Problem description - The listing below is the input. Say how many of its lines contain "this", giving the number alone.

Given records -
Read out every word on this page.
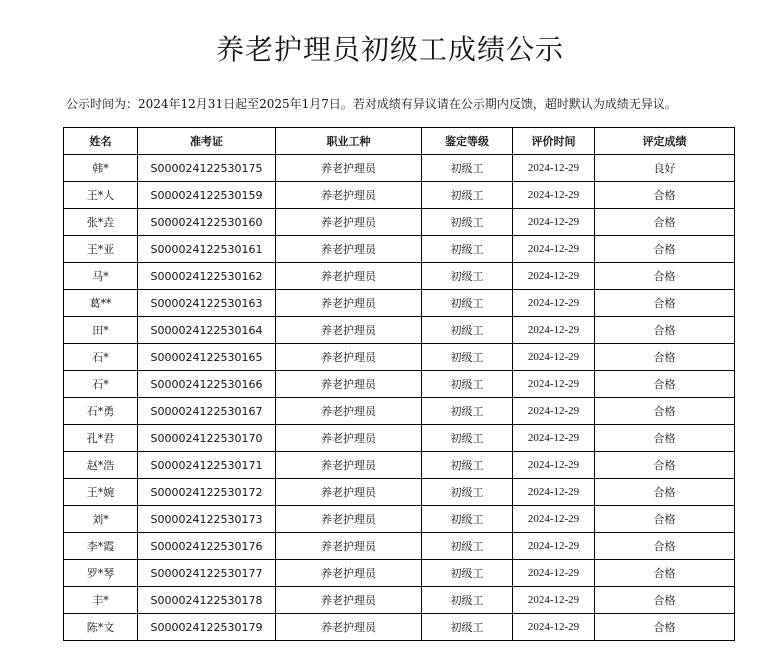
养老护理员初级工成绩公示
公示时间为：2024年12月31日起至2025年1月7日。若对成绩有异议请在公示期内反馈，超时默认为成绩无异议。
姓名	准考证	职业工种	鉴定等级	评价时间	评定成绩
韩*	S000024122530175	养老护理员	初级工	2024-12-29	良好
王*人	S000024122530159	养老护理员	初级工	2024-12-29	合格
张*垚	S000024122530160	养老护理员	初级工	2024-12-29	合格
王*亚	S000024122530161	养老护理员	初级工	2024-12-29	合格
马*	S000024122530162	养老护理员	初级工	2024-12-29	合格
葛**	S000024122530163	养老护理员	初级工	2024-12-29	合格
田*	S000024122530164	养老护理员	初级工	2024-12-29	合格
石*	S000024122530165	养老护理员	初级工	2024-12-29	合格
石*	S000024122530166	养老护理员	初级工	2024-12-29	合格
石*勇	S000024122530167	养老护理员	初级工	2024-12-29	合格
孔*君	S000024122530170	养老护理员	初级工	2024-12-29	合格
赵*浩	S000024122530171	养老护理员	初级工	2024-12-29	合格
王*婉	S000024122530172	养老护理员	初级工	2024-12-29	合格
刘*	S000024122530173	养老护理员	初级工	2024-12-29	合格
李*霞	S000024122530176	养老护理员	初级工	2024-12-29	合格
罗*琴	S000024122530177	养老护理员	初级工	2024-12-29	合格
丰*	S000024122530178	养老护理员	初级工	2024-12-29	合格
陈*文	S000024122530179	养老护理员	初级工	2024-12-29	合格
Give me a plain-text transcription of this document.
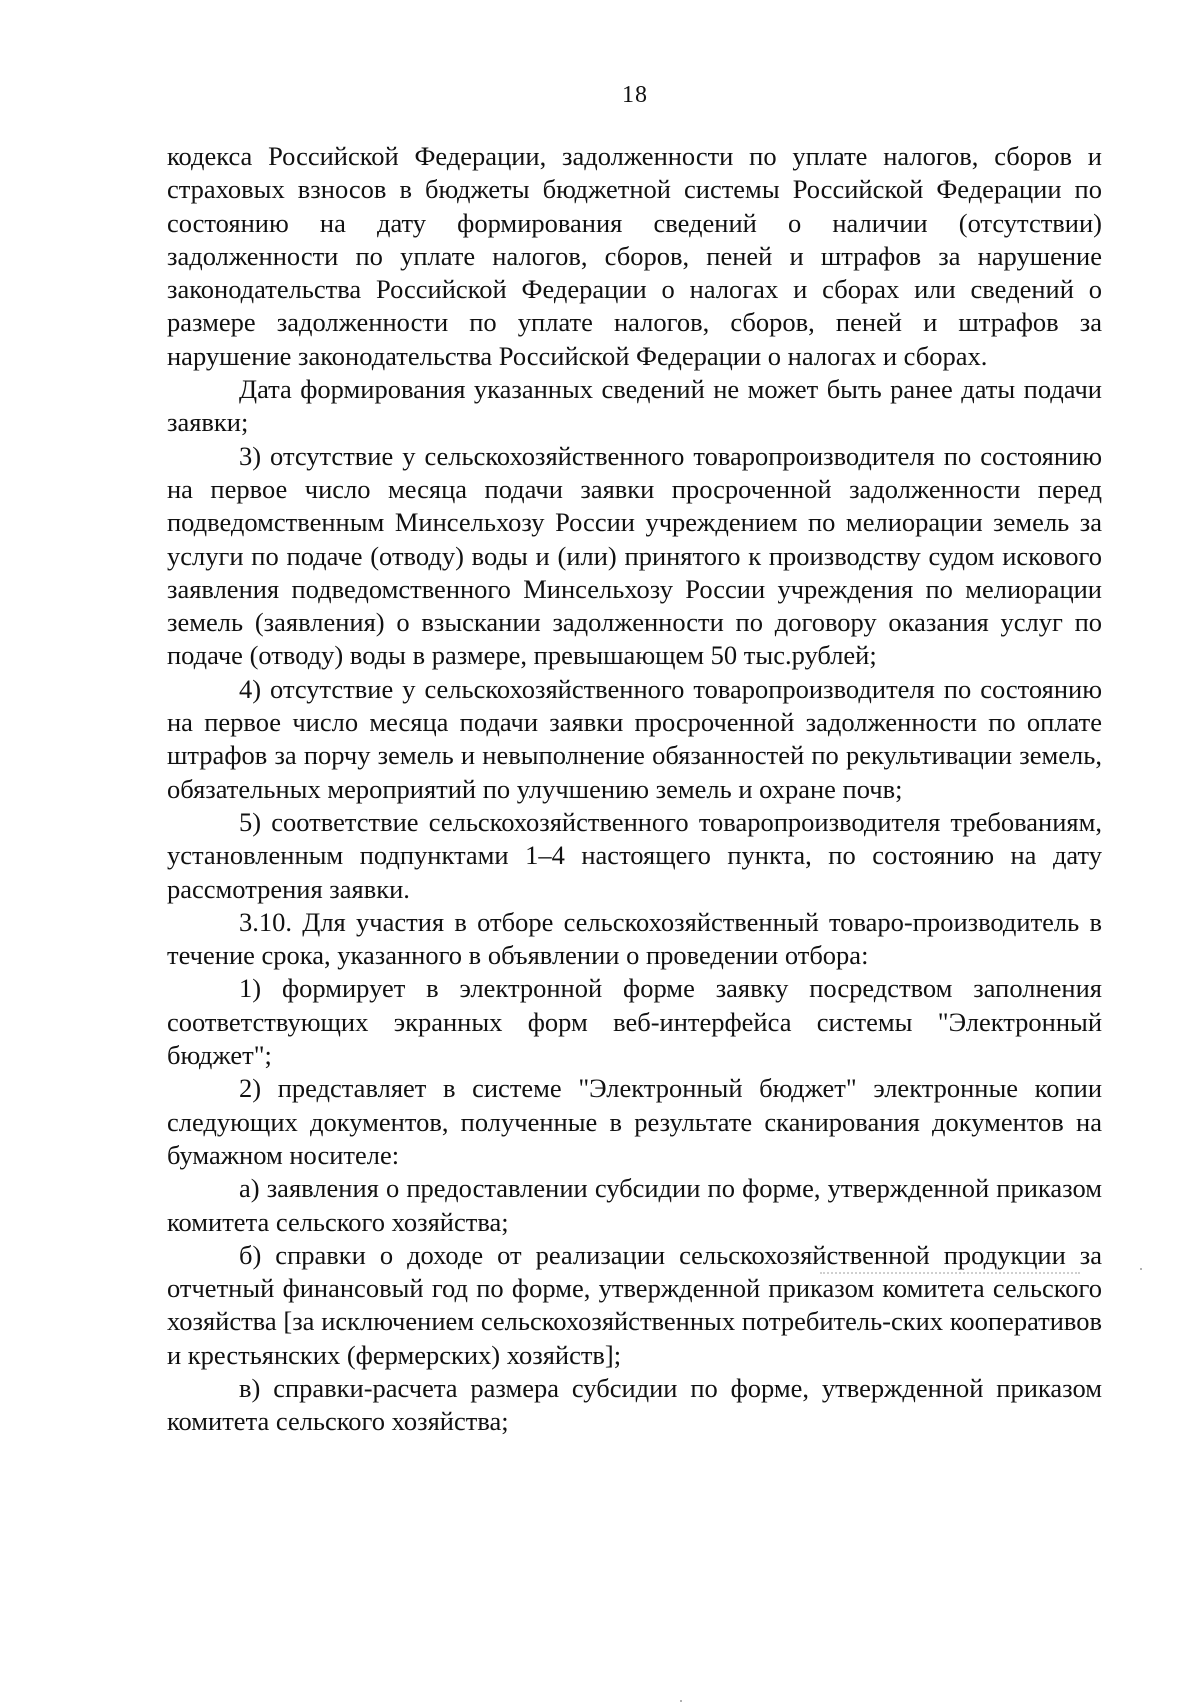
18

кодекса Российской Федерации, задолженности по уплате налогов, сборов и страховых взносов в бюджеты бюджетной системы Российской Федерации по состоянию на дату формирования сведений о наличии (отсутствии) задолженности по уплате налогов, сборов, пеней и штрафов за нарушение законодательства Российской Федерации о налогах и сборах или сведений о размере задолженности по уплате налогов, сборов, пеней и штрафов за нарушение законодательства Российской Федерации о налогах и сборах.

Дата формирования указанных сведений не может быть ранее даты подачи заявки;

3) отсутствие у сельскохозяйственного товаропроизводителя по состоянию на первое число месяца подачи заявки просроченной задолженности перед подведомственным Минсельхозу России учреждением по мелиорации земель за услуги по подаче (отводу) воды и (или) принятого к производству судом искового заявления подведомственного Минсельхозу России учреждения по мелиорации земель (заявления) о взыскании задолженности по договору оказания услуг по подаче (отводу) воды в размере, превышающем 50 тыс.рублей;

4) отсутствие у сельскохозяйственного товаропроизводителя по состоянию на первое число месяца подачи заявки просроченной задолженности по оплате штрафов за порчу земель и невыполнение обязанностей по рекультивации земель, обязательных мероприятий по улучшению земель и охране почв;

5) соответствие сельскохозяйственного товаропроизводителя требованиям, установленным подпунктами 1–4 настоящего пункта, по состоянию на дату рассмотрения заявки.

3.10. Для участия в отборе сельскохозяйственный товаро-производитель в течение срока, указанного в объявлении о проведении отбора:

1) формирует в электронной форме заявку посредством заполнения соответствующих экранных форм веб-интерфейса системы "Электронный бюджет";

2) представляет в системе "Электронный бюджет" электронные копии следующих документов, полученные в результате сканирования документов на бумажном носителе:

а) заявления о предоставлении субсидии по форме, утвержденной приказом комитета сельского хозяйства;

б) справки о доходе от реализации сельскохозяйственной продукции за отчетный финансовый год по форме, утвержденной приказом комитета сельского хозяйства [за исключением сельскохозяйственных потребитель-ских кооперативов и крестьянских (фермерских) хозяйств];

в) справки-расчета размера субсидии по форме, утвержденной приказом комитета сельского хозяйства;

Result of the exercise - 2